----- RECORDS -----
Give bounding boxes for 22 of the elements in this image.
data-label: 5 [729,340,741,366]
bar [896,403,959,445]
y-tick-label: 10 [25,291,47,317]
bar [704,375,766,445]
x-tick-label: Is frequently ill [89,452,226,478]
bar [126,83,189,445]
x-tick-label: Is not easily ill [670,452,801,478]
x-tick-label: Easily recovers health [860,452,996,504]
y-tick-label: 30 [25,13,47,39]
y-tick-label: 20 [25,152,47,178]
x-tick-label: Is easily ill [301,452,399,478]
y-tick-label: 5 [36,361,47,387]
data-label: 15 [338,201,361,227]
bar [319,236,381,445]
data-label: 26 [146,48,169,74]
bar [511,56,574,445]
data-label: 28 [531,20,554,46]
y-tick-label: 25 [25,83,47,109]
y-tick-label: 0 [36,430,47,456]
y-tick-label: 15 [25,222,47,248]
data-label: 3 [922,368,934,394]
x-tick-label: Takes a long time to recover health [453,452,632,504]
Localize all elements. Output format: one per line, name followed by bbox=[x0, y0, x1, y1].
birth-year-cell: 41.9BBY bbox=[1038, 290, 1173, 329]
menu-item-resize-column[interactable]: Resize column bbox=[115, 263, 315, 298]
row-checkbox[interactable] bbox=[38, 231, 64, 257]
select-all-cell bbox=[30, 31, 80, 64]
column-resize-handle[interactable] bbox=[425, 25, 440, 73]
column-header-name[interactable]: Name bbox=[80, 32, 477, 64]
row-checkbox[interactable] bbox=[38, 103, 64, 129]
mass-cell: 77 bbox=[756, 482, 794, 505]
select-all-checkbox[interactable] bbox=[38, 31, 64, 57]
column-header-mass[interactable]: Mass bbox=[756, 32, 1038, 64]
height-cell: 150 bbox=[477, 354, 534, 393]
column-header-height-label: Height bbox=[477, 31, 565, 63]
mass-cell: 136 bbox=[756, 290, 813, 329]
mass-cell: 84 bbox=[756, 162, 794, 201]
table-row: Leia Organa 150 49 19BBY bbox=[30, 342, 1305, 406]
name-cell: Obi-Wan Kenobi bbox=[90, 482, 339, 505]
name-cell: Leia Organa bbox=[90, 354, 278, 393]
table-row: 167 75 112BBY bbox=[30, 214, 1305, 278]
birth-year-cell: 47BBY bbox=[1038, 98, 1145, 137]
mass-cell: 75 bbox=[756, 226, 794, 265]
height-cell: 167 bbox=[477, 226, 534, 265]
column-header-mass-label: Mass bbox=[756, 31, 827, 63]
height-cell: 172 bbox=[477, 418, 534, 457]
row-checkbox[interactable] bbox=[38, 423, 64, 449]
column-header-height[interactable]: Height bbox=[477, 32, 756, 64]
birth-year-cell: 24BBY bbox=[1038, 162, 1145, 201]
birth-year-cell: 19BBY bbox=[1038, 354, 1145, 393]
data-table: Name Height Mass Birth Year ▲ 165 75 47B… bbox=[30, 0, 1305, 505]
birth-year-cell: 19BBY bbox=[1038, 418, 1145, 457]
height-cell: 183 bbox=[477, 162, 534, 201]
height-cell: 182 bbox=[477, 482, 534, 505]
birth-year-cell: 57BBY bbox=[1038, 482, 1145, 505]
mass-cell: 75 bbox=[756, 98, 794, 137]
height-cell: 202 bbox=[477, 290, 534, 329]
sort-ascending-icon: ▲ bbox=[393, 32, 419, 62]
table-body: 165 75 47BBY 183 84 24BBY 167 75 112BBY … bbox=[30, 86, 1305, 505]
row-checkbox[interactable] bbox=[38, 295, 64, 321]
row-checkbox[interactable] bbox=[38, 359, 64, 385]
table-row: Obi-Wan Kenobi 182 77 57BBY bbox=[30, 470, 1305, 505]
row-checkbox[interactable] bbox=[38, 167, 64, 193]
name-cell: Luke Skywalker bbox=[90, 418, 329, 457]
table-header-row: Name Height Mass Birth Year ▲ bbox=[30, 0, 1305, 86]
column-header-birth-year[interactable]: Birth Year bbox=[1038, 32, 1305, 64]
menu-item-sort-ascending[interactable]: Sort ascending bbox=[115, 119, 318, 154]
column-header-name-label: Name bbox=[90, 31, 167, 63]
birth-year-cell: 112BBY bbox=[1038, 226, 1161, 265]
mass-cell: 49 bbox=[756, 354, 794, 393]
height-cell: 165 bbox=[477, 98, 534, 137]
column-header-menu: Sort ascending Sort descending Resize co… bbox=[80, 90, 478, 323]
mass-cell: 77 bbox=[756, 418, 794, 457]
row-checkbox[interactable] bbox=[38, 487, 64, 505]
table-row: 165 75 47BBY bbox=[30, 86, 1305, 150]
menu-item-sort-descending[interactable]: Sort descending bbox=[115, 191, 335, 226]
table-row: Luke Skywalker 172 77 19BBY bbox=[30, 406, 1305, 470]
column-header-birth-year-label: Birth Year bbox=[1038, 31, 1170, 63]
-----
◆ **EXERCISE GOAL**
Copy every line of the rows from the very first one down to the line containing "y-tick-label: 0 [36,430,47,456]", including both of those lines.

◆ **RESULT**
Give bounding boxes for 22 of the elements in this image.
data-label: 5 [729,340,741,366]
bar [896,403,959,445]
y-tick-label: 10 [25,291,47,317]
bar [704,375,766,445]
x-tick-label: Is frequently ill [89,452,226,478]
bar [126,83,189,445]
x-tick-label: Is not easily ill [670,452,801,478]
x-tick-label: Easily recovers health [860,452,996,504]
y-tick-label: 30 [25,13,47,39]
y-tick-label: 20 [25,152,47,178]
x-tick-label: Is easily ill [301,452,399,478]
y-tick-label: 5 [36,361,47,387]
data-label: 15 [338,201,361,227]
bar [319,236,381,445]
data-label: 26 [146,48,169,74]
bar [511,56,574,445]
data-label: 28 [531,20,554,46]
y-tick-label: 25 [25,83,47,109]
y-tick-label: 0 [36,430,47,456]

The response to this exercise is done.